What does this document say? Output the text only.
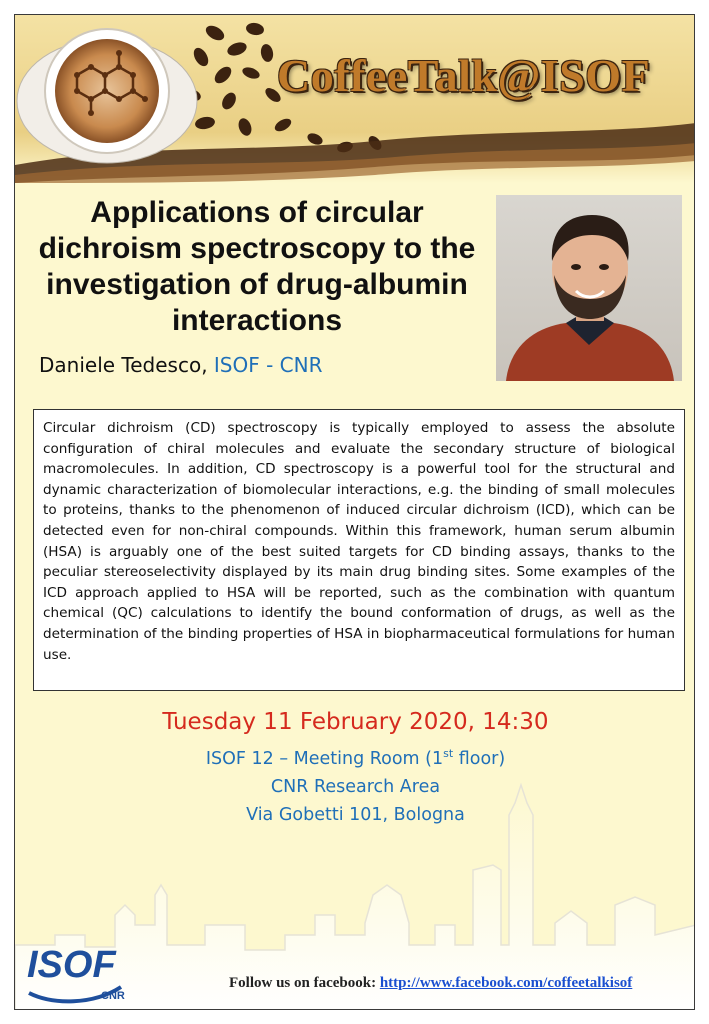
CoffeeTalk@ISOF
Applications of circular dichroism spectroscopy to the investigation of drug-albumin interactions
Daniele Tedesco, ISOF - CNR

Circular dichroism (CD) spectroscopy is typically employed to assess the absolute configuration of chiral molecules and evaluate the secondary structure of biological macromolecules. In addition, CD spectroscopy is a powerful tool for the structural and dynamic characterization of biomolecular interactions, e.g. the binding of small molecules to proteins, thanks to the phenomenon of induced circular dichroism (ICD), which can be detected even for non-chiral compounds. Within this framework, human serum albumin (HSA) is arguably one of the best suited targets for CD binding assays, thanks to the peculiar stereoselectivity displayed by its main drug binding sites. Some examples of the ICD approach applied to HSA will be reported, such as the combination with quantum chemical (QC) calculations to identify the bound conformation of drugs, as well as the determination of the binding properties of HSA in biopharmaceutical formulations for human use.

Tuesday 11 February 2020, 14:30
ISOF 12 – Meeting Room (1st floor)
CNR Research Area
Via Gobetti 101, Bologna
ISOF
CNR
Follow us on facebook: http://www.facebook.com/coffeetalkisof
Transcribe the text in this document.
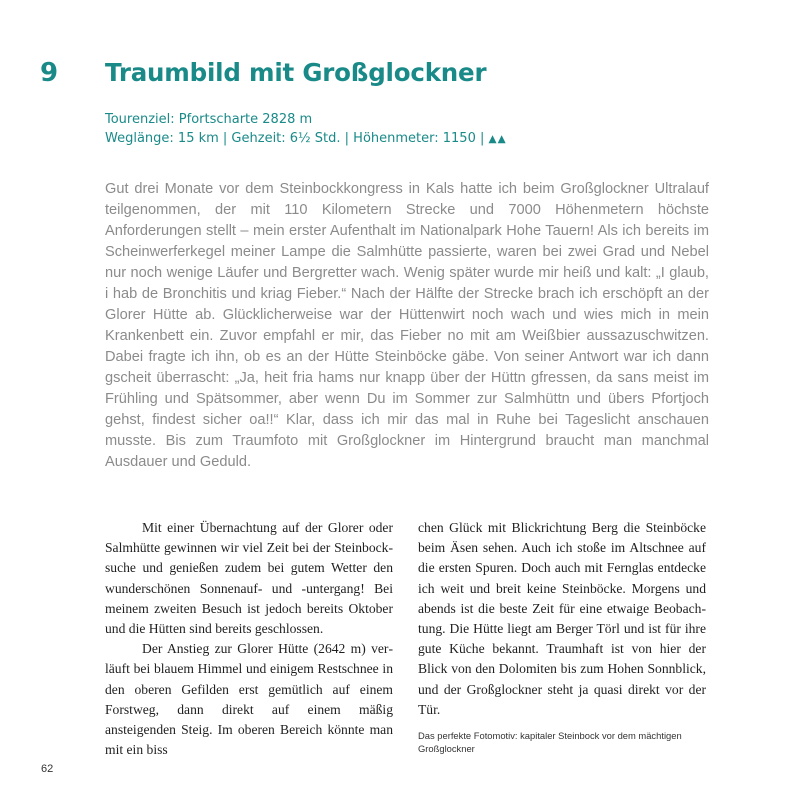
9 Traumbild mit Großglockner
Tourenziel: Pfortscharte 2828 m
Weglänge: 15 km | Gehzeit: 6½ Std. | Höhenmeter: 1150 | ▲▲

Gut drei Monate vor dem Steinbockkongress in Kals hatte ich beim Großglockner Ultralauf teilgenommen, der mit 110 Kilometern Strecke und 7000 Höhenmetern höchste Anforderungen stellt – mein erster Aufenthalt im Nationalpark Hohe Tauern! Als ich bereits im Scheinwerferkegel meiner Lampe die Salmhütte passierte, waren bei zwei Grad und Nebel nur noch wenige Läufer und Bergretter wach. Wenig später wurde mir heiß und kalt: „I glaub, i hab de Bronchitis und kriag Fieber.“ Nach der Hälfte der Strecke brach ich erschöpft an der Glorer Hütte ab. Glücklicherweise war der Hüttenwirt noch wach und wies mich in mein Krankenbett ein. Zuvor empfahl er mir, das Fieber no mit am Weißbier aussazuschwitzen. Dabei fragte ich ihn, ob es an der Hütte Steinböcke gäbe. Von seiner Antwort war ich dann gscheit überrascht: „Ja, heit fria hams nur knapp über der Hüttn gfressen, da sans meist im Frühling und Spätsommer, aber wenn Du im Sommer zur Salmhüttn und übers Pfortjoch gehst, findest sicher oa!!“ Klar, dass ich mir das mal in Ruhe bei Tageslicht anschauen musste. Bis zum Traumfoto mit Großglockner im Hintergrund braucht man manchmal Ausdauer und Geduld.

Mit einer Übernachtung auf der Glorer oder Salmhütte gewinnen wir viel Zeit bei der Steinbocksuche und genießen zudem bei gutem Wetter den wunderschönen Sonnenauf- und -untergang! Bei meinem zweiten Besuch ist jedoch bereits Oktober und die Hütten sind bereits geschlossen.

Der Anstieg zur Glorer Hütte (2642 m) verläuft bei blauem Himmel und einigem Restschnee in den oberen Gefilden erst gemütlich auf einem Forstweg, dann direkt auf einem mäßig ansteigenden Steig. Im oberen Bereich könnte man mit ein biss

chen Glück mit Blickrichtung Berg die Steinböcke beim Äsen sehen. Auch ich stoße im Altschnee auf die ersten Spuren. Doch auch mit Fernglas entdecke ich weit und breit keine Steinböcke. Morgens und abends ist die beste Zeit für eine etwaige Beobachtung. Die Hütte liegt am Berger Törl und ist für ihre gute Küche bekannt. Traumhaft ist von hier der Blick von den Dolomiten bis zum Hohen Sonnblick, und der Großglockner steht ja quasi direkt vor der Tür.

Das perfekte Fotomotiv: kapitaler Steinbock vor dem mächtigen Großglockner
62
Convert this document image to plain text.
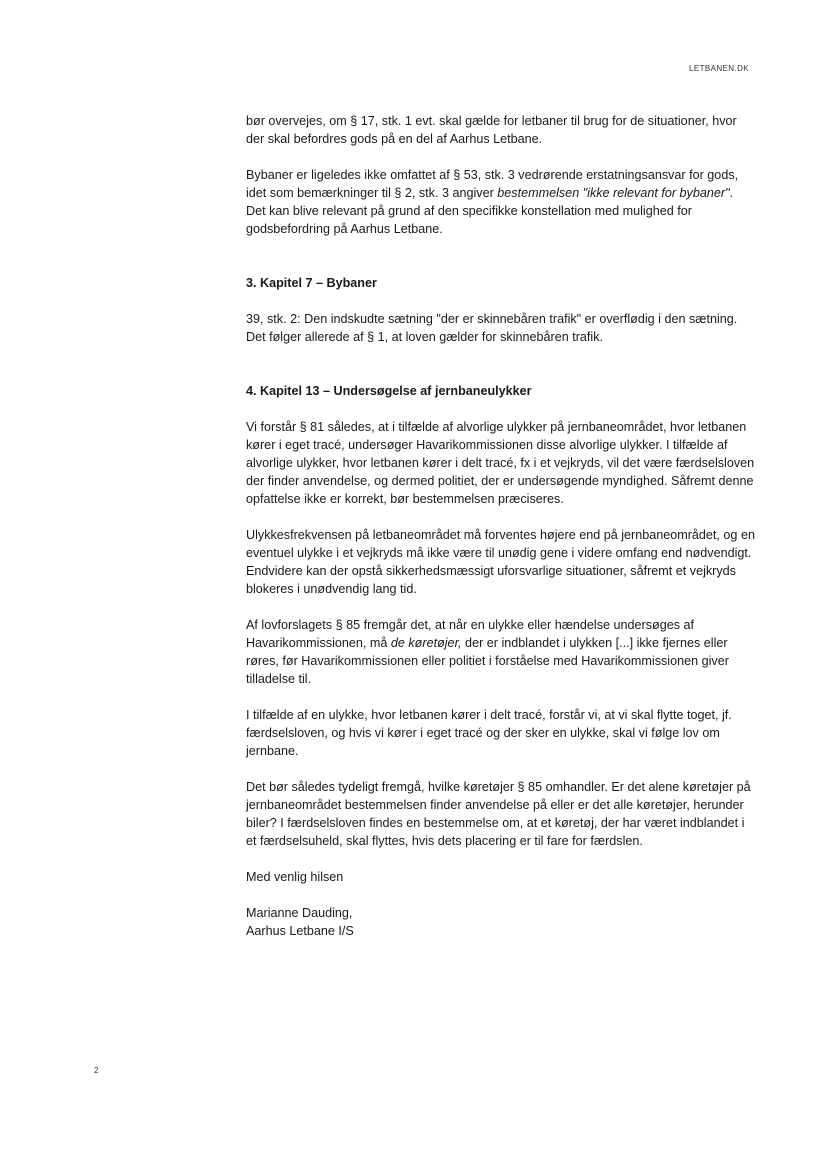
LETBANEN.DK

bør overvejes, om § 17, stk. 1 evt. skal gælde for letbaner til brug for de situationer, hvor der skal befordres gods på en del af Aarhus Letbane.

Bybaner er ligeledes ikke omfattet af § 53, stk. 3 vedrørende erstatningsansvar for gods, idet som bemærkninger til § 2, stk. 3 angiver bestemmelsen "ikke relevant for bybaner". Det kan blive relevant på grund af den specifikke konstellation med mulighed for godsbefordring på Aarhus Letbane.

3. Kapitel 7 – Bybaner

39, stk. 2: Den indskudte sætning "der er skinnebåren trafik" er overflødig i den sætning. Det følger allerede af § 1, at loven gælder for skinnebåren trafik.

4. Kapitel 13 – Undersøgelse af jernbaneulykker

Vi forstår § 81 således, at i tilfælde af alvorlige ulykker på jernbaneområdet, hvor letbanen kører i eget tracé, undersøger Havarikommissionen disse alvorlige ulykker. I tilfælde af alvorlige ulykker, hvor letbanen kører i delt tracé, fx i et vejkryds, vil det være færdselsloven der finder anvendelse, og dermed politiet, der er undersøgende myndighed. Såfremt denne opfattelse ikke er korrekt, bør bestemmelsen præciseres.

Ulykkesfrekvensen på letbaneområdet må forventes højere end på jernbaneområdet, og en eventuel ulykke i et vejkryds må ikke være til unødig gene i videre omfang end nødvendigt. Endvidere kan der opstå sikkerhedsmæssigt uforsvarlige situationer, såfremt et vejkryds blokeres i unødvendig lang tid.

Af lovforslagets § 85 fremgår det, at når en ulykke eller hændelse undersøges af Havarikommissionen, må de køretøjer, der er indblandet i ulykken [...] ikke fjernes eller røres, før Havarikommissionen eller politiet i forståelse med Havarikommissionen giver tilladelse til.

I tilfælde af en ulykke, hvor letbanen kører i delt tracé, forstår vi, at vi skal flytte toget, jf. færdselsloven, og hvis vi kører i eget tracé og der sker en ulykke, skal vi følge lov om jernbane.

Det bør således tydeligt fremgå, hvilke køretøjer § 85 omhandler. Er det alene køretøjer på jernbaneområdet bestemmelsen finder anvendelse på eller er det alle køretøjer, herunder biler? I færdselsloven findes en bestemmelse om, at et køretøj, der har været indblandet i et færdselsuheld, skal flyttes, hvis dets placering er til fare for færdslen.

Med venlig hilsen

Marianne Dauding,

Aarhus Letbane I/S

2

════

Exercise description
If a line in the records above holds the string "document", copy it.

Solution to this exercise
What does this document say? Output the text only.
Transcribe the text in this document.
Convert this document image to plain text.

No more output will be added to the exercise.